What is needed: Which lines include the word "chevron"? Copy each of them.

Stored data:
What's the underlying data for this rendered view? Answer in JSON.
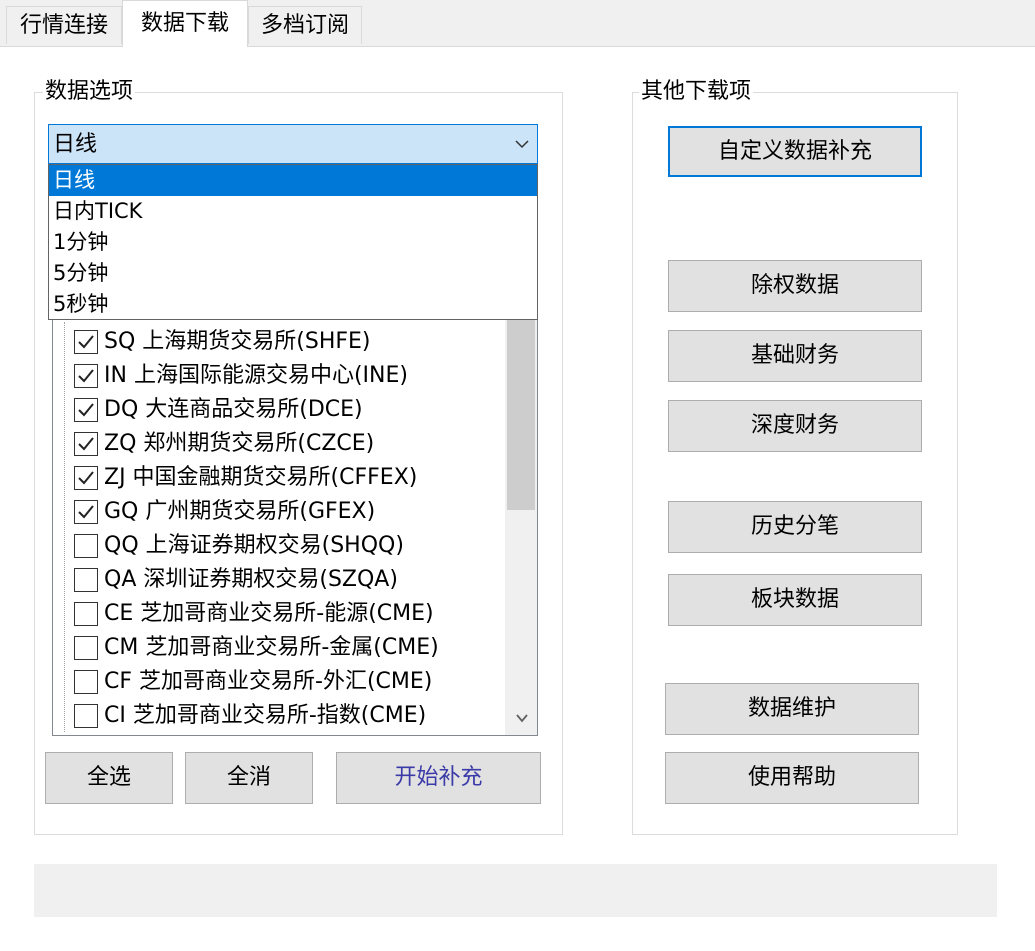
{
  "tabs": [
    {
      "label": "行情连接"
    },
    {
      "label": "数据下载"
    },
    {
      "label": "多档订阅"
    }
  ],
  "data_options": {
    "title": "数据选项",
    "period_selected": "日线",
    "period_options": [
      "日线",
      "日内TICK",
      "1分钟",
      "5分钟",
      "5秒钟"
    ],
    "markets": [
      {
        "label": "SQ 上海期货交易所(SHFE)",
        "checked": true
      },
      {
        "label": "IN 上海国际能源交易中心(INE)",
        "checked": true
      },
      {
        "label": "DQ 大连商品交易所(DCE)",
        "checked": true
      },
      {
        "label": "ZQ 郑州期货交易所(CZCE)",
        "checked": true
      },
      {
        "label": "ZJ 中国金融期货交易所(CFFEX)",
        "checked": true
      },
      {
        "label": "GQ 广州期货交易所(GFEX)",
        "checked": true
      },
      {
        "label": "QQ 上海证券期权交易(SHQQ)",
        "checked": false
      },
      {
        "label": "QA 深圳证券期权交易(SZQA)",
        "checked": false
      },
      {
        "label": "CE 芝加哥商业交易所-能源(CME)",
        "checked": false
      },
      {
        "label": "CM 芝加哥商业交易所-金属(CME)",
        "checked": false
      },
      {
        "label": "CF 芝加哥商业交易所-外汇(CME)",
        "checked": false
      },
      {
        "label": "CI 芝加哥商业交易所-指数(CME)",
        "checked": false
      }
    ],
    "select_all_label": "全选",
    "deselect_all_label": "全消",
    "start_label": "开始补充"
  },
  "other_downloads": {
    "title": "其他下载项",
    "buttons": {
      "custom": "自定义数据补充",
      "exright": "除权数据",
      "basic_finance": "基础财务",
      "deep_finance": "深度财务",
      "history_ticks": "历史分笔",
      "sector": "板块数据",
      "maintenance": "数据维护",
      "help": "使用帮助"
    }
  },
  "colors": {
    "accent": "#0078d7",
    "combo_bg": "#cce4f7",
    "button_bg": "#e1e1e1",
    "start_text": "#3a3aa8"
  },
  "icons": {
    "dropdown_arrow": "chevron-down-icon",
    "check": "checkmark-icon",
    "scroll_down": "chevron-down-icon"
  }
}
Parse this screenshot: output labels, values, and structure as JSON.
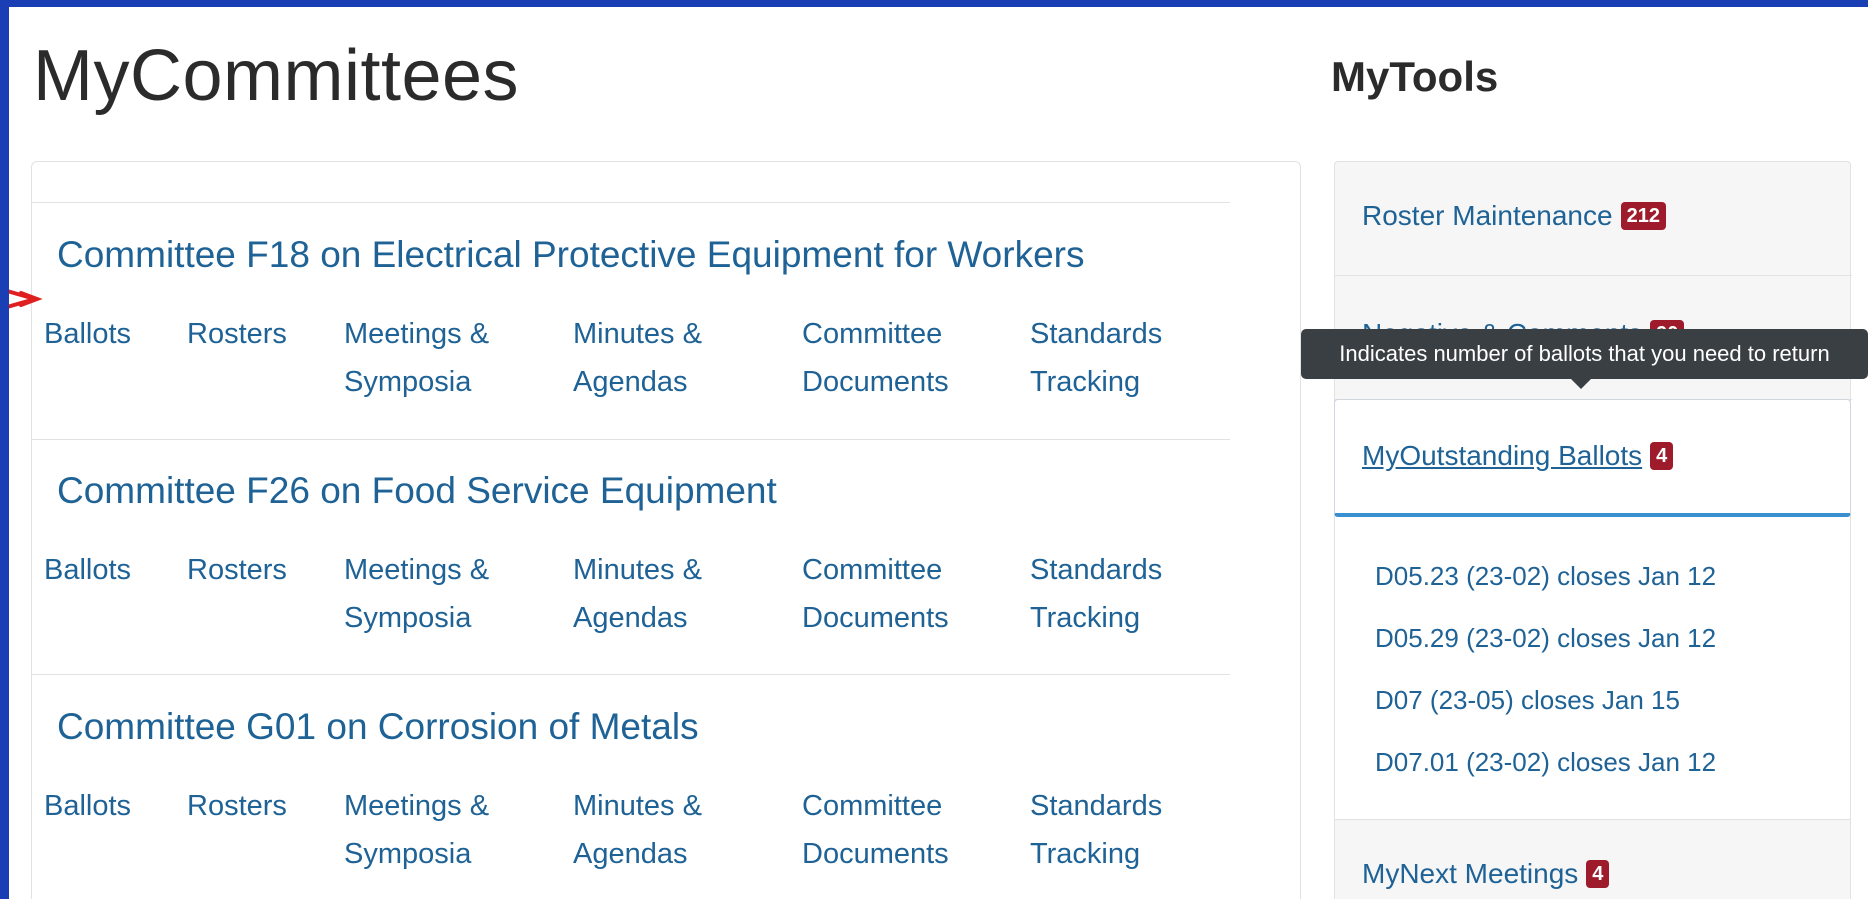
{
  "page_title": "MyCommittees",
  "tools_title": "MyTools",
  "committees": [
    {
      "name": "Committee F18 on Electrical Protective Equipment for Workers",
      "links": {
        "ballots": "Ballots",
        "rosters": "Rosters",
        "meetings_1": "Meetings &",
        "meetings_2": "Symposia",
        "minutes_1": "Minutes &",
        "minutes_2": "Agendas",
        "documents_1": "Committee",
        "documents_2": "Documents",
        "tracking_1": "Standards",
        "tracking_2": "Tracking"
      }
    },
    {
      "name": "Committee F26 on Food Service Equipment",
      "links": {
        "ballots": "Ballots",
        "rosters": "Rosters",
        "meetings_1": "Meetings &",
        "meetings_2": "Symposia",
        "minutes_1": "Minutes &",
        "minutes_2": "Agendas",
        "documents_1": "Committee",
        "documents_2": "Documents",
        "tracking_1": "Standards",
        "tracking_2": "Tracking"
      }
    },
    {
      "name": "Committee G01 on Corrosion of Metals",
      "links": {
        "ballots": "Ballots",
        "rosters": "Rosters",
        "meetings_1": "Meetings &",
        "meetings_2": "Symposia",
        "minutes_1": "Minutes &",
        "minutes_2": "Agendas",
        "documents_1": "Committee",
        "documents_2": "Documents",
        "tracking_1": "Standards",
        "tracking_2": "Tracking"
      }
    }
  ],
  "tools": {
    "roster_maintenance": {
      "label": "Roster Maintenance",
      "count": "212"
    },
    "negative_comments": {
      "label": "Negative & Comments",
      "count": "90"
    },
    "outstanding_ballots": {
      "label": "MyOutstanding Ballots",
      "count": "4"
    },
    "next_meetings": {
      "label": "MyNext Meetings",
      "count": "4"
    }
  },
  "ballot_items": [
    "D05.23 (23-02) closes Jan 12",
    "D05.29 (23-02) closes Jan 12",
    "D07 (23-05) closes Jan 15",
    "D07.01 (23-02) closes Jan 12"
  ],
  "tooltip": "Indicates number of ballots that you need to return",
  "colors": {
    "frame_border": "#1a3fb5",
    "link": "#1e6296",
    "badge": "#9e1b2c",
    "tooltip_bg": "#3a3f44",
    "active_underline": "#3a8fd0"
  }
}
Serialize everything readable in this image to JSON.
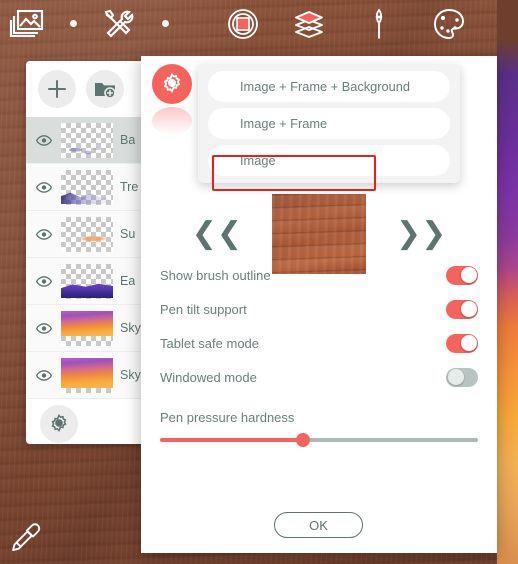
{
  "app": {
    "background_style": "wood-desk-with-sunset-canvas"
  },
  "toolbar": {
    "items": [
      {
        "name": "gallery-icon",
        "label": "Gallery"
      },
      {
        "name": "dot-separator-1",
        "label": ""
      },
      {
        "name": "tools-icon",
        "label": "Tools"
      },
      {
        "name": "dot-separator-2",
        "label": ""
      },
      {
        "name": "color-swatch-icon",
        "label": "Color"
      },
      {
        "name": "layers-icon",
        "label": "Layers"
      },
      {
        "name": "brush-icon",
        "label": "Brush"
      },
      {
        "name": "palette-icon",
        "label": "Palette"
      }
    ]
  },
  "layers_panel": {
    "add_layer_label": "+",
    "add_group_label": "Add group",
    "settings_label": "Layer settings",
    "layers": [
      {
        "name": "Ba",
        "visible": true,
        "selected": true
      },
      {
        "name": "Tre",
        "visible": true,
        "selected": false
      },
      {
        "name": "Su",
        "visible": true,
        "selected": false
      },
      {
        "name": "Ea",
        "visible": true,
        "selected": false
      },
      {
        "name": "Sky",
        "visible": true,
        "selected": false
      },
      {
        "name": "Sky",
        "visible": true,
        "selected": false
      }
    ]
  },
  "dialog": {
    "gear_button_label": "Settings",
    "dropdown": {
      "options": [
        "Image + Frame + Background",
        "Image + Frame",
        "Image"
      ],
      "selected": "Image + Frame",
      "highlight_color": "#e8201a"
    },
    "carousel": {
      "prev_label": "❮❮",
      "next_label": "❯❯",
      "swatch_name": "wood-texture"
    },
    "settings": [
      {
        "label": "Show brush outline",
        "state": "on"
      },
      {
        "label": "Pen tilt support",
        "state": "on"
      },
      {
        "label": "Tablet safe mode",
        "state": "on"
      },
      {
        "label": "Windowed mode",
        "state": "off"
      }
    ],
    "slider": {
      "label": "Pen pressure hardness",
      "percent": 45
    },
    "ok_label": "OK"
  },
  "colors": {
    "accent_red": "#f4635c",
    "text_muted": "#6b7f7c",
    "panel_bg": "#ffffff",
    "wood": "#8b5138"
  }
}
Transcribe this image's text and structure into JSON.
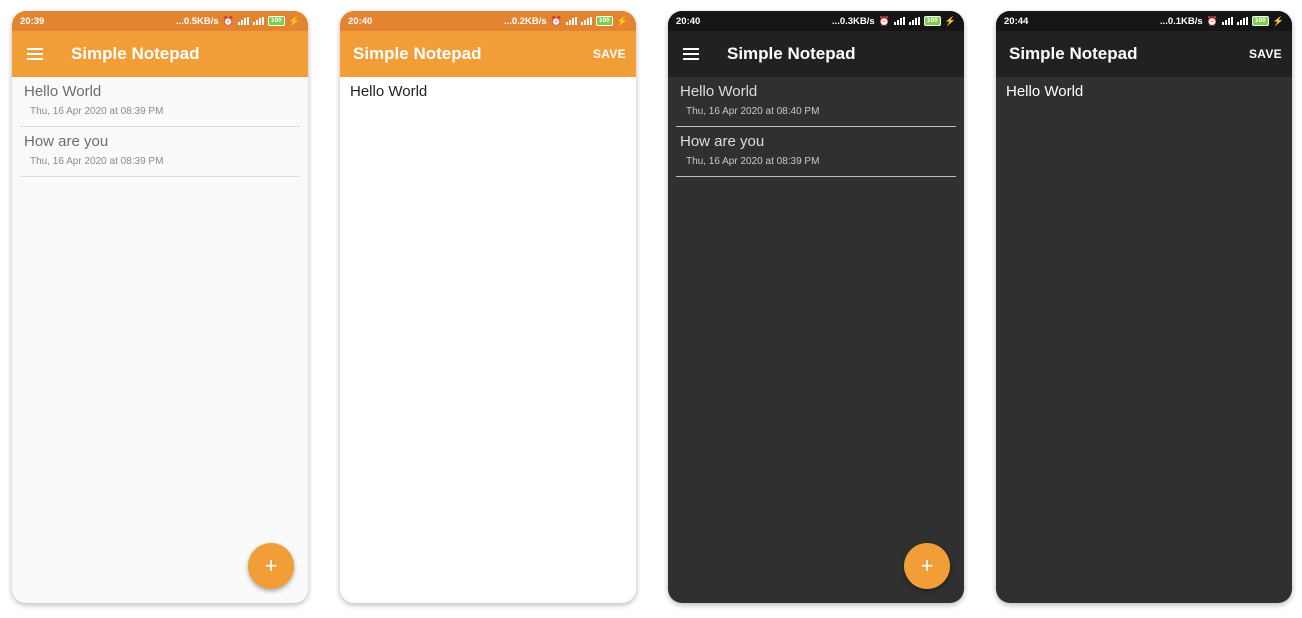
{
  "colors": {
    "accent": "#f19d38",
    "status_orange": "#e38431",
    "dark_background": "#303030",
    "dark_appbar": "#212121",
    "battery_green": "#7bcf45"
  },
  "phones": [
    {
      "status": {
        "time": "20:39",
        "speed": "...0.5KB/s",
        "battery": "100"
      },
      "appbar": {
        "title": "Simple Notepad",
        "menu_icon": "hamburger-menu-icon"
      },
      "notes": [
        {
          "title": "Hello World",
          "date": "Thu, 16 Apr 2020 at 08:39 PM"
        },
        {
          "title": "How are you",
          "date": "Thu, 16 Apr 2020 at 08:39 PM"
        }
      ],
      "fab": {
        "label": "+",
        "icon": "plus-icon"
      }
    },
    {
      "status": {
        "time": "20:40",
        "speed": "...0.2KB/s",
        "battery": "100"
      },
      "appbar": {
        "title": "Simple Notepad",
        "save_label": "SAVE"
      },
      "editor": {
        "text": "Hello World"
      }
    },
    {
      "status": {
        "time": "20:40",
        "speed": "...0.3KB/s",
        "battery": "100"
      },
      "appbar": {
        "title": "Simple Notepad",
        "menu_icon": "hamburger-menu-icon"
      },
      "notes": [
        {
          "title": "Hello World",
          "date": "Thu, 16 Apr 2020 at 08:40 PM"
        },
        {
          "title": "How are you",
          "date": "Thu, 16 Apr 2020 at 08:39 PM"
        }
      ],
      "fab": {
        "label": "+",
        "icon": "plus-icon"
      }
    },
    {
      "status": {
        "time": "20:44",
        "speed": "...0.1KB/s",
        "battery": "100"
      },
      "appbar": {
        "title": "Simple Notepad",
        "save_label": "SAVE"
      },
      "editor": {
        "text": "Hello World"
      }
    }
  ]
}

Reply:
    "dropdown_arrow": "chevron-down-icon",
    "scroll_down": "chevron-down-icon"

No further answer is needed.